**DESCRIPTION OF THE TASK:**
Transcribe the part of the text on Selenium WebDriver syntax starting at "Step 2: Act" and ending at "selenium test statement.".

**DOCUMENT TEXT:**
▼▼▼
Let’s examine the individual test step level (for the web), typing an email in a text box, for example. Yes, a preschooler can do that, just move the mouse on it, click, and then type some text.
But we are automated testers, we need to provide specific instructions. The natural thoughts will be
Locate (or Find, the terminology does not matter here) the target text box
don’t care how yet.Type some text in it
Step 1. Locate the control
I will just focus on the first operation, ‘Find the Control”. The controls on a web page are known as “elements”. Here it is, “Find the Element”, that’s how a typical Selenium WebDriver test statement starts.
driver.find_element(id: "username")
How does a test engineer know using “ID: username” in this case? They find the element (using the mouse, manually), right-click and select ‘Inspect’, to view its HTML fragment.
From the HTML for the selected element, the test engineer choose to use id: 'username'
. Logical and simple, for the locating part (step 1), right?
Step 2: Act on it.
For our entering-text operation, after finding the control,
driver.find_element(id: "username")
our next operation is to perform an action on it. This is a text box, the syntax for ‘typing text’ (more than that, I will explain more shortly) is send_keys
. So the action is:
send_keys("wise@tester.com")
To put it together,
driver.find_element(id: "username").send_keys("wise@tester.com")
A standard selenium test statement.
Because core WebDriver syntax follows this simple and intuitive pattern, it is so easy to learn.
# Selenium Examlples:
driver.find_element(...).send_keys(...) # enter text in a text field
driver.find_element(...).click # clicking a button
driver.find_element(...).text # return the text view of an element
Soon, beginners can get used to and remember find_element(...)
, then suddenly, the whole script is much easier to understand. Now, if you are totally new to WebDriver, with the above simple introduction, Can you understand the below, a complete user login test?
it "user login" do
driver.find_element(:link_text, "SIGN IN").click
driver.find_element(id: "username").clear
driver.find_element(id: "username").send_keys("wiser@selenium.com")
driver.find_element(:name, "password").send_keys("sogreat")
driver.find_element(:xpath, "//input[@value='Sign in']").click
expect(driver.find_element(:tag, "body").text).to include("Signed in")
end
Cypress and Playwright Syntax: Bad
In this article, I will focus on Playwright, which is better than Cypress and many JS testers think so too. As you might have noticed, more and more JS testers dumping Cypress for Playwright.
Anyway, I quickly show a Cypress example.
cy.visit('/login')
cy.get('input[name=username]').type(username)
// {enter} causes the form to submit
cy.get('input[name=password]').type(`${password}{enter}`)
// we should be redirected to /dashboard
cy.url().should('include', '/dashboard')
Basically, for just a few statements.
▲▲▲
Source records
▼▼▼
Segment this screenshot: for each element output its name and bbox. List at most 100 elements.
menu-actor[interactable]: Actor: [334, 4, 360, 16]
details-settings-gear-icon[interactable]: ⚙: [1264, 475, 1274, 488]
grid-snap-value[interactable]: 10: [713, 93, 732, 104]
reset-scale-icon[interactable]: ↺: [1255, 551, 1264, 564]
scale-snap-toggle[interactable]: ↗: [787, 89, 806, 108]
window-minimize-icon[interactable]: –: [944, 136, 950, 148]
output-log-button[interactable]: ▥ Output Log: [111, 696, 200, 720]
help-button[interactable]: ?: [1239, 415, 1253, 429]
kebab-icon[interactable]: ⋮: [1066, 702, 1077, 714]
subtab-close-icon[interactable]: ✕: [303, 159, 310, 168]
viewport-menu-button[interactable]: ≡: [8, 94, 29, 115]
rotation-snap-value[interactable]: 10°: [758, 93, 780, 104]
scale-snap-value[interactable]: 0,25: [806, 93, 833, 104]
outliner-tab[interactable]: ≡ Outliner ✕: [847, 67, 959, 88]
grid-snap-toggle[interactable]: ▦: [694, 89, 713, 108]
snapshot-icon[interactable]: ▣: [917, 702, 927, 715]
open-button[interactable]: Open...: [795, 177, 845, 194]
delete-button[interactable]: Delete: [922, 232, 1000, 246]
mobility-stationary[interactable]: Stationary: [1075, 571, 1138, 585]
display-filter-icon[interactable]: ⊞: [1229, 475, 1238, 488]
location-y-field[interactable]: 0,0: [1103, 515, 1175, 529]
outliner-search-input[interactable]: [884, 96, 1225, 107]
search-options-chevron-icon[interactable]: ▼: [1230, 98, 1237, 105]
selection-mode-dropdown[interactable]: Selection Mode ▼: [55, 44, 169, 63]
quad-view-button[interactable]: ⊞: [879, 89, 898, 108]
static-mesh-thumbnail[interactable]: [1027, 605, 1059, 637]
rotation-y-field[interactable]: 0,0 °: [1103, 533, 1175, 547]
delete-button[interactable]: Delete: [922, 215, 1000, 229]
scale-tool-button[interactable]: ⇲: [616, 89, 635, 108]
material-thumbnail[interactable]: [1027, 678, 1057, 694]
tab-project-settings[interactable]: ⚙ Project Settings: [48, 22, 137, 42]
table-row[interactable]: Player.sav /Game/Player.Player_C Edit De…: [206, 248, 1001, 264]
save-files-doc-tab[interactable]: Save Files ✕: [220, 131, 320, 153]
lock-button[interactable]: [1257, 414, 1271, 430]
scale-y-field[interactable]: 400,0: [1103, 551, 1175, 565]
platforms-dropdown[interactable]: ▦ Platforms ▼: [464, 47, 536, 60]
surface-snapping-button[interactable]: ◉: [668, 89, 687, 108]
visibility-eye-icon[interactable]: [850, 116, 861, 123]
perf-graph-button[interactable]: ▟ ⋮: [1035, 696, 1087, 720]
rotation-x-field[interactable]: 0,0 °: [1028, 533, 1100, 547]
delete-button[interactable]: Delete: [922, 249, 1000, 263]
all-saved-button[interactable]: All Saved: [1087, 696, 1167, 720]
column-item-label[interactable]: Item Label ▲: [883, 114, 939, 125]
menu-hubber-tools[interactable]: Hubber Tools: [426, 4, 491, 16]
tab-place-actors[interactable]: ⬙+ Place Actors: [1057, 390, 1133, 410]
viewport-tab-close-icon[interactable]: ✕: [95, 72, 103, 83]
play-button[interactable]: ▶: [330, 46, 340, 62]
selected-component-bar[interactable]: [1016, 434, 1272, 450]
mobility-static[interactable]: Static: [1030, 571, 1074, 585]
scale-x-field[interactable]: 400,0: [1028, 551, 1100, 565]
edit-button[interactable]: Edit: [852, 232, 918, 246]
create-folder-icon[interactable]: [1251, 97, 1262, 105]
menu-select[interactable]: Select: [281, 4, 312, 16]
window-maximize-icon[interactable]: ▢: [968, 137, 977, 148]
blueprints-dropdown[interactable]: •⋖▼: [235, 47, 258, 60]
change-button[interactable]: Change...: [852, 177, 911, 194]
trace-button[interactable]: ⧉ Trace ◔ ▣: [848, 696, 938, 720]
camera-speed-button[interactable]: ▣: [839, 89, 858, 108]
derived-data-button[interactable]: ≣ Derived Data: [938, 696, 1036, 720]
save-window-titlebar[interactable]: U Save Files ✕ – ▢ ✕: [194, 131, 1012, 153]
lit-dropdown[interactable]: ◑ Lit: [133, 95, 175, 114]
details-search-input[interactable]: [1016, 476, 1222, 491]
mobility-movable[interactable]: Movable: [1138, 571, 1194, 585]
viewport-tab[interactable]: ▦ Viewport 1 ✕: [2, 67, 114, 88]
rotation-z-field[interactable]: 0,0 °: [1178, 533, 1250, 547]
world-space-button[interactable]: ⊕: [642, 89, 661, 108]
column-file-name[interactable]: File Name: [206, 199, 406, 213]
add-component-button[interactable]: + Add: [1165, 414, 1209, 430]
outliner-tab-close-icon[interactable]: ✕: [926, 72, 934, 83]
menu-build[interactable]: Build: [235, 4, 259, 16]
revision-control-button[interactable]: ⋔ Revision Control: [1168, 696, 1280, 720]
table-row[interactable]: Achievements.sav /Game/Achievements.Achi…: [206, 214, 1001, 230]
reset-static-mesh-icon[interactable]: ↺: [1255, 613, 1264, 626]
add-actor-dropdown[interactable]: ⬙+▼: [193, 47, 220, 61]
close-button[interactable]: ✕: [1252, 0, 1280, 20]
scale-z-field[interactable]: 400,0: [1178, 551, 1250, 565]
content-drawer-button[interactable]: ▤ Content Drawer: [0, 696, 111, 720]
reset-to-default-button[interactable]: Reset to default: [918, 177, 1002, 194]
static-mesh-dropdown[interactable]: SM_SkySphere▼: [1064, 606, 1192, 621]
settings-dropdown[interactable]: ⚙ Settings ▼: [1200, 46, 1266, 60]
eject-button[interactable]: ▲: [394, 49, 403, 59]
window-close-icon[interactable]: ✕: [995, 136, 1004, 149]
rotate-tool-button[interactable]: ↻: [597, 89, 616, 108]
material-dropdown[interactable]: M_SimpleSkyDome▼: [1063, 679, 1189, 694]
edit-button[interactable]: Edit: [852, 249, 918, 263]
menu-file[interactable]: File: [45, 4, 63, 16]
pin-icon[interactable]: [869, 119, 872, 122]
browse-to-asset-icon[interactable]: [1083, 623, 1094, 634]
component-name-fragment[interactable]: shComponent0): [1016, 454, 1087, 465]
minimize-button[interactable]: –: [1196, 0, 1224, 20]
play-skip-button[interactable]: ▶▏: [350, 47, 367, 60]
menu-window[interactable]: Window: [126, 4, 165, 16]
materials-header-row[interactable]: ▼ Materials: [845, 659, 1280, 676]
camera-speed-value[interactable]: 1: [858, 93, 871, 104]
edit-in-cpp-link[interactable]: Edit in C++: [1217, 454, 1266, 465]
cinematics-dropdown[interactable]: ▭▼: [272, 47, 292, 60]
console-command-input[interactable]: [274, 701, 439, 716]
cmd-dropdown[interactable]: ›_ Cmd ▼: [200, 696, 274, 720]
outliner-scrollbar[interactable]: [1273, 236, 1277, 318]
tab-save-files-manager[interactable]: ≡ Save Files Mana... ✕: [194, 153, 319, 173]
▲▲▲
**RESPONSE BELOW:**
Step 2: Act on it.
For our entering-text operation, after finding the control,
driver.find_element(id: "username")
our next operation is to perform an action on it. This is a text box, the syntax for ‘typing text’ (more than that, I will explain more shortly) is send_keys
. So the action is:
send_keys("wise@tester.com")
To put it together,
driver.find_element(id: "username").send_keys("wise@tester.com")
A standard selenium test statement.